== Provided information ==
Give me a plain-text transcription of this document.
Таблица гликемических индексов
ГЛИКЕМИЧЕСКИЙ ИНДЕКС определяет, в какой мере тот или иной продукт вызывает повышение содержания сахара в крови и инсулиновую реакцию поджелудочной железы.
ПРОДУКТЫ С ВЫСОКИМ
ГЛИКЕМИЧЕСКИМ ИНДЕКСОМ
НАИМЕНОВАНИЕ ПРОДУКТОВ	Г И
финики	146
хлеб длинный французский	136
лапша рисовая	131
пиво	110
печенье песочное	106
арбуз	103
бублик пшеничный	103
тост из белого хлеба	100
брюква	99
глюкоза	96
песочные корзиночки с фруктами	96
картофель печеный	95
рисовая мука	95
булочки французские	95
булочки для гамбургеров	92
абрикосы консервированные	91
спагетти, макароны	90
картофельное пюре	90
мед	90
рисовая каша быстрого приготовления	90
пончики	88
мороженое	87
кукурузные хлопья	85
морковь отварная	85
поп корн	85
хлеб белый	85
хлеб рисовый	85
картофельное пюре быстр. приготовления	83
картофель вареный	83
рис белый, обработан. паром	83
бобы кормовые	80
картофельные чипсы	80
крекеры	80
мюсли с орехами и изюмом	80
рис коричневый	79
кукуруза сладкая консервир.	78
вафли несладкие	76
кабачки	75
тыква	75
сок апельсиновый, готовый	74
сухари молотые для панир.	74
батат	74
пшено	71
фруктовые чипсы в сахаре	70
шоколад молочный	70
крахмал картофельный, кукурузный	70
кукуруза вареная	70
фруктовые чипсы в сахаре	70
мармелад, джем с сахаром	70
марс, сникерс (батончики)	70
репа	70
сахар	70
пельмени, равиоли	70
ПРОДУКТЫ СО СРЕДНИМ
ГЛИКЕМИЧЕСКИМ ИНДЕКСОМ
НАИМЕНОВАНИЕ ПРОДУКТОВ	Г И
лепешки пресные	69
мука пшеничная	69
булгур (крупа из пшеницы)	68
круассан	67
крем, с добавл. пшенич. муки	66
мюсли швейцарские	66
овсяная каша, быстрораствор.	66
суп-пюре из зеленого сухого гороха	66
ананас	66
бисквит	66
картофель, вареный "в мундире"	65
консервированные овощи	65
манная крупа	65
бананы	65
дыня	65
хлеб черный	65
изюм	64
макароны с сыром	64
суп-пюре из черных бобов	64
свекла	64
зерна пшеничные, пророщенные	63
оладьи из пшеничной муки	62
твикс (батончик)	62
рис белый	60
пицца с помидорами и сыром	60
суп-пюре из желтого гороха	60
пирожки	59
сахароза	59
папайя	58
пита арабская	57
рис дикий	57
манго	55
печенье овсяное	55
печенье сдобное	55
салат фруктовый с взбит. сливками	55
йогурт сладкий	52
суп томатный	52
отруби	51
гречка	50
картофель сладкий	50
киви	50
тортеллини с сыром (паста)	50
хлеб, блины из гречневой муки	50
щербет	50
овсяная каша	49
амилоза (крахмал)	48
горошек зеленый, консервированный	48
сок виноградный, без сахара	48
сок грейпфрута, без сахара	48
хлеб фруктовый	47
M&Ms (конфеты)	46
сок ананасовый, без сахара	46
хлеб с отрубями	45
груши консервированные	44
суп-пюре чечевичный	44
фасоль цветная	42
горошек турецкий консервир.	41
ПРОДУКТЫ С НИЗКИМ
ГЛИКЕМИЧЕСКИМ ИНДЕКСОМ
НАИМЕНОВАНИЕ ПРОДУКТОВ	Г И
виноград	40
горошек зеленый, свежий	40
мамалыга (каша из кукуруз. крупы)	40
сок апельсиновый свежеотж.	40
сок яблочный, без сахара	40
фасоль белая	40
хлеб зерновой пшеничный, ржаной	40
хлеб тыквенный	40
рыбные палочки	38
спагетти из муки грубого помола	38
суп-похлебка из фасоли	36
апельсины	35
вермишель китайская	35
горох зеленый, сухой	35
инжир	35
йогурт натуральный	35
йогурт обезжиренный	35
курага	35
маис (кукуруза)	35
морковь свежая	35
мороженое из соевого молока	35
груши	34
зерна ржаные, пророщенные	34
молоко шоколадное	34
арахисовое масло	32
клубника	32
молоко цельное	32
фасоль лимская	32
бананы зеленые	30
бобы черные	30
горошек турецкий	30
===
■ Stated problem ■
Using the listing above, state the number of lines that hold "белый", with no other text.

■ Output below ■
3